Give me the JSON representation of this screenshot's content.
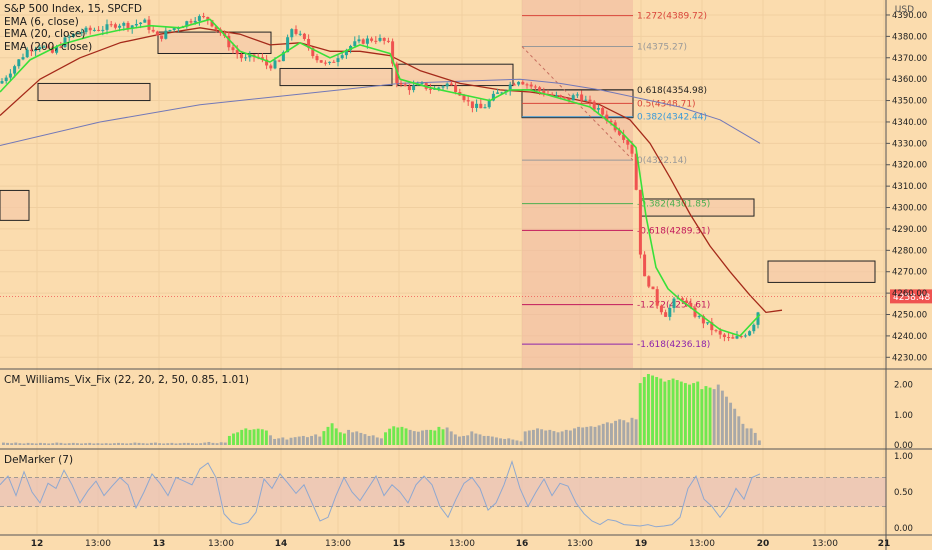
{
  "header": {
    "symbol": "S&P 500 Index, 15, SPCFD",
    "ema_lines": [
      "EMA (6, close)",
      "EMA (20, close)",
      "EMA (200, close)"
    ],
    "currency": "USD"
  },
  "panels": {
    "vix_fix_label": "CM_Williams_Vix_Fix (22, 20, 2, 50, 0.85, 1.01)",
    "demarker_label": "DeMarker (7)"
  },
  "colors": {
    "background": "#fbdcae",
    "up_candle": "#26a69a",
    "down_candle": "#ef5350",
    "ema6": "#39e039",
    "ema20": "#a52a1a",
    "ema200": "#7278b8",
    "vix_green": "#6fe84f",
    "vix_gray": "#a8a8a8",
    "demarker_line": "#8fa8d0",
    "fib_zone": "#f0b8a0"
  },
  "chart_data": [
    {
      "type": "candlestick",
      "title": "S&P 500 Index, 15, SPCFD",
      "y_unit": "USD",
      "ylim": [
        4225,
        4397
      ],
      "y_ticks": [
        4230,
        4240,
        4250,
        4260,
        4270,
        4280,
        4290,
        4300,
        4310,
        4320,
        4330,
        4340,
        4350,
        4360,
        4370,
        4380,
        4390
      ],
      "y_tick_labels": [
        "4230.00",
        "4240.00",
        "4250.00",
        "4260.00",
        "4270.00",
        "4280.00",
        "4290.00",
        "4300.00",
        "4310.00",
        "4320.00",
        "4330.00",
        "4340.00",
        "4350.00",
        "4360.00",
        "4370.00",
        "4380.00",
        "4390.00"
      ],
      "x_tick_labels": [
        "12",
        "13:00",
        "13",
        "13:00",
        "14",
        "13:00",
        "15",
        "13:00",
        "16",
        "13:00",
        "19",
        "13:00",
        "20",
        "13:00",
        "21"
      ],
      "last_price": 4258.48,
      "last_price_label": "4258.48",
      "price_path": [
        [
          0,
          4358
        ],
        [
          14,
          4366
        ],
        [
          28,
          4374
        ],
        [
          40,
          4376
        ],
        [
          52,
          4372
        ],
        [
          64,
          4378
        ],
        [
          78,
          4382
        ],
        [
          92,
          4383
        ],
        [
          106,
          4384
        ],
        [
          118,
          4386
        ],
        [
          130,
          4385
        ],
        [
          144,
          4387
        ],
        [
          158,
          4379
        ],
        [
          170,
          4383
        ],
        [
          184,
          4386
        ],
        [
          196,
          4389
        ],
        [
          208,
          4388
        ],
        [
          220,
          4382
        ],
        [
          232,
          4374
        ],
        [
          244,
          4369
        ],
        [
          256,
          4371
        ],
        [
          268,
          4366
        ],
        [
          280,
          4368
        ],
        [
          292,
          4384
        ],
        [
          304,
          4378
        ],
        [
          316,
          4370
        ],
        [
          328,
          4366
        ],
        [
          340,
          4372
        ],
        [
          352,
          4376
        ],
        [
          364,
          4378
        ],
        [
          376,
          4379
        ],
        [
          388,
          4377
        ],
        [
          398,
          4357
        ],
        [
          410,
          4356
        ],
        [
          422,
          4357
        ],
        [
          434,
          4355
        ],
        [
          446,
          4358
        ],
        [
          458,
          4355
        ],
        [
          470,
          4348
        ],
        [
          482,
          4346
        ],
        [
          494,
          4352
        ],
        [
          506,
          4356
        ],
        [
          518,
          4360
        ],
        [
          530,
          4357
        ],
        [
          542,
          4354
        ],
        [
          554,
          4352
        ],
        [
          566,
          4350
        ],
        [
          578,
          4353
        ],
        [
          590,
          4348
        ],
        [
          602,
          4344
        ],
        [
          614,
          4338
        ],
        [
          626,
          4332
        ],
        [
          634,
          4324
        ],
        [
          642,
          4268
        ],
        [
          650,
          4264
        ],
        [
          658,
          4254
        ],
        [
          666,
          4250
        ],
        [
          674,
          4256
        ],
        [
          682,
          4258
        ],
        [
          690,
          4252
        ],
        [
          700,
          4248
        ],
        [
          710,
          4244
        ],
        [
          720,
          4240
        ],
        [
          732,
          4238
        ],
        [
          742,
          4240
        ],
        [
          752,
          4244
        ],
        [
          760,
          4254
        ]
      ],
      "ema6_path": [
        [
          0,
          4354
        ],
        [
          30,
          4369
        ],
        [
          60,
          4376
        ],
        [
          90,
          4380
        ],
        [
          120,
          4383
        ],
        [
          150,
          4385
        ],
        [
          180,
          4384
        ],
        [
          210,
          4388
        ],
        [
          240,
          4373
        ],
        [
          270,
          4368
        ],
        [
          300,
          4377
        ],
        [
          330,
          4370
        ],
        [
          360,
          4376
        ],
        [
          390,
          4372
        ],
        [
          400,
          4360
        ],
        [
          430,
          4356
        ],
        [
          460,
          4353
        ],
        [
          490,
          4350
        ],
        [
          510,
          4355
        ],
        [
          530,
          4355
        ],
        [
          560,
          4351
        ],
        [
          590,
          4347
        ],
        [
          620,
          4336
        ],
        [
          636,
          4328
        ],
        [
          646,
          4296
        ],
        [
          656,
          4272
        ],
        [
          668,
          4262
        ],
        [
          680,
          4257
        ],
        [
          700,
          4250
        ],
        [
          720,
          4243
        ],
        [
          740,
          4240
        ],
        [
          760,
          4250
        ]
      ],
      "ema20_path": [
        [
          0,
          4343
        ],
        [
          40,
          4360
        ],
        [
          80,
          4370
        ],
        [
          120,
          4377
        ],
        [
          160,
          4381
        ],
        [
          200,
          4384
        ],
        [
          240,
          4381
        ],
        [
          270,
          4376
        ],
        [
          300,
          4377
        ],
        [
          330,
          4373
        ],
        [
          360,
          4373
        ],
        [
          390,
          4371
        ],
        [
          420,
          4364
        ],
        [
          460,
          4358
        ],
        [
          500,
          4355
        ],
        [
          530,
          4354
        ],
        [
          560,
          4352
        ],
        [
          600,
          4348
        ],
        [
          630,
          4341
        ],
        [
          650,
          4330
        ],
        [
          670,
          4314
        ],
        [
          690,
          4297
        ],
        [
          710,
          4282
        ],
        [
          730,
          4270
        ],
        [
          750,
          4259
        ],
        [
          766,
          4251
        ],
        [
          782,
          4252
        ]
      ],
      "ema200_path": [
        [
          0,
          4329
        ],
        [
          100,
          4340
        ],
        [
          200,
          4348
        ],
        [
          300,
          4353
        ],
        [
          400,
          4358
        ],
        [
          460,
          4359
        ],
        [
          520,
          4360
        ],
        [
          560,
          4358
        ],
        [
          600,
          4355
        ],
        [
          640,
          4351
        ],
        [
          680,
          4347
        ],
        [
          720,
          4341
        ],
        [
          760,
          4330
        ]
      ],
      "rect_zones": [
        {
          "x1": 0,
          "x2": 29,
          "top": 4308,
          "bottom": 4294
        },
        {
          "x1": 38,
          "x2": 150,
          "top": 4358,
          "bottom": 4350
        },
        {
          "x1": 158,
          "x2": 271,
          "top": 4382,
          "bottom": 4372
        },
        {
          "x1": 280,
          "x2": 392,
          "top": 4365,
          "bottom": 4357
        },
        {
          "x1": 398,
          "x2": 513,
          "top": 4367,
          "bottom": 4357
        },
        {
          "x1": 522,
          "x2": 633,
          "top": 4355,
          "bottom": 4342
        },
        {
          "x1": 641,
          "x2": 754,
          "top": 4304,
          "bottom": 4296
        },
        {
          "x1": 768,
          "x2": 875,
          "top": 4275,
          "bottom": 4265
        }
      ],
      "fibonacci": {
        "x_start": 522,
        "x_end": 633,
        "levels": [
          {
            "label": "1.272(4389.72)",
            "price": 4389.72,
            "color": "#d9453a"
          },
          {
            "label": "1(4375.27)",
            "price": 4375.27,
            "color": "#999999"
          },
          {
            "label": "0.618(4354.98)",
            "price": 4354.98,
            "color": "#222222"
          },
          {
            "label": "0.5(4348.71)",
            "price": 4348.71,
            "color": "#d9453a"
          },
          {
            "label": "0.382(4342.44)",
            "price": 4342.44,
            "color": "#3a9ad9"
          },
          {
            "label": "0(4322.14)",
            "price": 4322.14,
            "color": "#999999"
          },
          {
            "label": "-0.382(4301.85)",
            "price": 4301.85,
            "color": "#4caf50"
          },
          {
            "label": "-0.618(4289.31)",
            "price": 4289.31,
            "color": "#c2185b"
          },
          {
            "label": "-1.272(4254.61)",
            "price": 4254.61,
            "color": "#c2185b"
          },
          {
            "label": "-1.618(4236.18)",
            "price": 4236.18,
            "color": "#8e24aa"
          }
        ]
      }
    },
    {
      "type": "bar",
      "title": "CM_Williams_Vix_Fix (22, 20, 2, 50, 0.85, 1.01)",
      "ylim": [
        0,
        2.45
      ],
      "y_ticks": [
        0,
        1,
        2
      ],
      "y_tick_labels": [
        "0.00",
        "1.00",
        "2.00"
      ],
      "values": [
        0.08,
        0.07,
        0.06,
        0.08,
        0.06,
        0.05,
        0.07,
        0.06,
        0.05,
        0.07,
        0.06,
        0.05,
        0.06,
        0.08,
        0.07,
        0.05,
        0.06,
        0.07,
        0.06,
        0.05,
        0.06,
        0.07,
        0.05,
        0.06,
        0.05,
        0.06,
        0.05,
        0.06,
        0.07,
        0.06,
        0.05,
        0.06,
        0.08,
        0.07,
        0.06,
        0.05,
        0.07,
        0.08,
        0.06,
        0.05,
        0.06,
        0.07,
        0.05,
        0.06,
        0.07,
        0.07,
        0.06,
        0.05,
        0.06,
        0.08,
        0.1,
        0.07,
        0.06,
        0.09,
        0.08,
        0.3,
        0.38,
        0.42,
        0.5,
        0.55,
        0.5,
        0.52,
        0.54,
        0.52,
        0.48,
        0.32,
        0.2,
        0.22,
        0.25,
        0.18,
        0.24,
        0.26,
        0.28,
        0.3,
        0.26,
        0.3,
        0.35,
        0.28,
        0.46,
        0.6,
        0.72,
        0.55,
        0.42,
        0.38,
        0.5,
        0.42,
        0.45,
        0.4,
        0.36,
        0.3,
        0.32,
        0.25,
        0.22,
        0.42,
        0.54,
        0.62,
        0.58,
        0.6,
        0.55,
        0.5,
        0.46,
        0.44,
        0.48,
        0.5,
        0.5,
        0.48,
        0.6,
        0.52,
        0.58,
        0.45,
        0.35,
        0.28,
        0.3,
        0.32,
        0.45,
        0.38,
        0.35,
        0.3,
        0.3,
        0.28,
        0.25,
        0.22,
        0.2,
        0.22,
        0.18,
        0.15,
        0.12,
        0.45,
        0.48,
        0.5,
        0.55,
        0.52,
        0.48,
        0.5,
        0.46,
        0.42,
        0.45,
        0.5,
        0.48,
        0.55,
        0.6,
        0.58,
        0.6,
        0.62,
        0.6,
        0.65,
        0.7,
        0.75,
        0.72,
        0.8,
        0.85,
        0.82,
        0.75,
        0.9,
        0.85,
        2.05,
        2.25,
        2.35,
        2.3,
        2.25,
        2.2,
        2.1,
        2.15,
        2.2,
        2.15,
        2.1,
        2.05,
        2.0,
        2.05,
        2.1,
        1.85,
        1.95,
        1.9,
        1.85,
        2.0,
        1.8,
        1.6,
        1.4,
        1.2,
        0.95,
        0.7,
        0.55,
        0.55,
        0.4,
        0.15
      ],
      "green_ranges": [
        [
          55,
          64
        ],
        [
          78,
          83
        ],
        [
          93,
          98
        ],
        [
          104,
          107
        ],
        [
          155,
          172
        ]
      ]
    },
    {
      "type": "line",
      "title": "DeMarker (7)",
      "ylim": [
        -0.08,
        1.08
      ],
      "y_ticks": [
        0,
        0.5,
        1
      ],
      "y_tick_labels": [
        "0.00",
        "0.50",
        "1.00"
      ],
      "overbought": 0.7,
      "oversold": 0.3,
      "x": [
        0,
        8,
        16,
        24,
        32,
        40,
        48,
        56,
        64,
        72,
        80,
        88,
        96,
        104,
        112,
        120,
        128,
        136,
        144,
        152,
        160,
        168,
        176,
        184,
        192,
        200,
        208,
        216,
        224,
        232,
        240,
        248,
        256,
        264,
        272,
        280,
        288,
        296,
        304,
        312,
        320,
        328,
        336,
        344,
        352,
        360,
        368,
        376,
        384,
        392,
        400,
        408,
        416,
        424,
        432,
        440,
        448,
        456,
        464,
        472,
        480,
        488,
        496,
        504,
        512,
        520,
        528,
        536,
        544,
        552,
        560,
        568,
        576,
        584,
        592,
        600,
        608,
        616,
        624,
        632,
        640,
        648,
        656,
        664,
        672,
        680,
        688,
        696,
        704,
        712,
        720,
        728,
        736,
        744,
        752,
        760
      ],
      "values": [
        0.6,
        0.72,
        0.45,
        0.78,
        0.5,
        0.35,
        0.62,
        0.55,
        0.8,
        0.6,
        0.35,
        0.52,
        0.65,
        0.45,
        0.58,
        0.7,
        0.6,
        0.28,
        0.5,
        0.75,
        0.62,
        0.45,
        0.7,
        0.65,
        0.6,
        0.82,
        0.9,
        0.7,
        0.2,
        0.08,
        0.05,
        0.08,
        0.22,
        0.68,
        0.55,
        0.75,
        0.62,
        0.48,
        0.6,
        0.35,
        0.1,
        0.15,
        0.45,
        0.7,
        0.5,
        0.38,
        0.55,
        0.72,
        0.45,
        0.6,
        0.5,
        0.35,
        0.6,
        0.72,
        0.6,
        0.3,
        0.15,
        0.4,
        0.62,
        0.7,
        0.55,
        0.25,
        0.35,
        0.6,
        0.92,
        0.55,
        0.3,
        0.5,
        0.68,
        0.45,
        0.62,
        0.58,
        0.35,
        0.2,
        0.1,
        0.05,
        0.12,
        0.1,
        0.05,
        0.04,
        0.03,
        0.05,
        0.02,
        0.03,
        0.05,
        0.15,
        0.55,
        0.72,
        0.4,
        0.3,
        0.15,
        0.3,
        0.55,
        0.4,
        0.7,
        0.75
      ]
    }
  ]
}
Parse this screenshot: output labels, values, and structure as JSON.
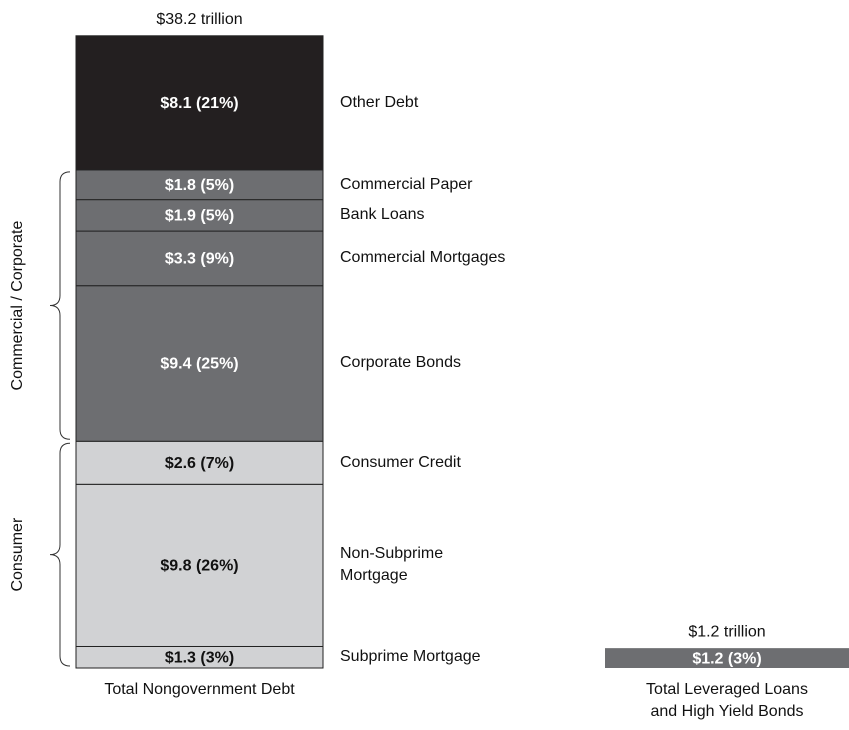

====

Write down every line of the data above that includes the string "bottom".

# Correct response
          "bottom": 4294
          "bottom": 4350
          "bottom": 4372
          "bottom": 4357
          "bottom": 4357
          "bottom": 4342
          "bottom": 4296
          "bottom": 4265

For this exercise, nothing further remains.